Problem details: Each line that includes "Transmission" counts once; give the total and nothing besides.

Material for the task:

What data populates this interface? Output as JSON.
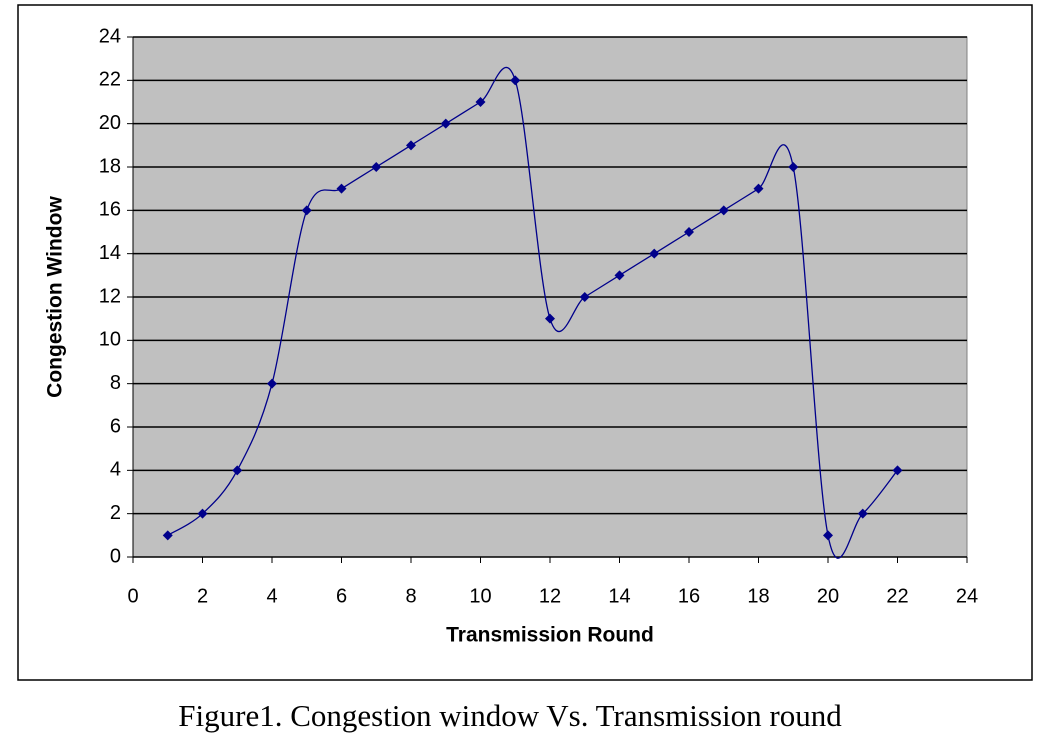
{
  "chart_data": {
    "type": "line",
    "xlabel": "Transmission Round",
    "ylabel": "Congestion Window",
    "caption": "Figure1. Congestion window Vs. Transmission round",
    "x": [
      1,
      2,
      3,
      4,
      5,
      6,
      7,
      8,
      9,
      10,
      11,
      12,
      13,
      14,
      15,
      16,
      17,
      18,
      19,
      20,
      21,
      22
    ],
    "values": [
      1,
      2,
      4,
      8,
      16,
      17,
      18,
      19,
      20,
      21,
      22,
      11,
      12,
      13,
      14,
      15,
      16,
      17,
      18,
      1,
      2,
      4
    ],
    "color": "#00008b",
    "xlim": [
      0,
      24
    ],
    "xticks": [
      0,
      2,
      4,
      6,
      8,
      10,
      12,
      14,
      16,
      18,
      20,
      22,
      24
    ],
    "ylim": [
      0,
      24
    ],
    "yticks": [
      0,
      2,
      4,
      6,
      8,
      10,
      12,
      14,
      16,
      18,
      20,
      22,
      24
    ],
    "grid": true,
    "smooth": true
  }
}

Reply: 2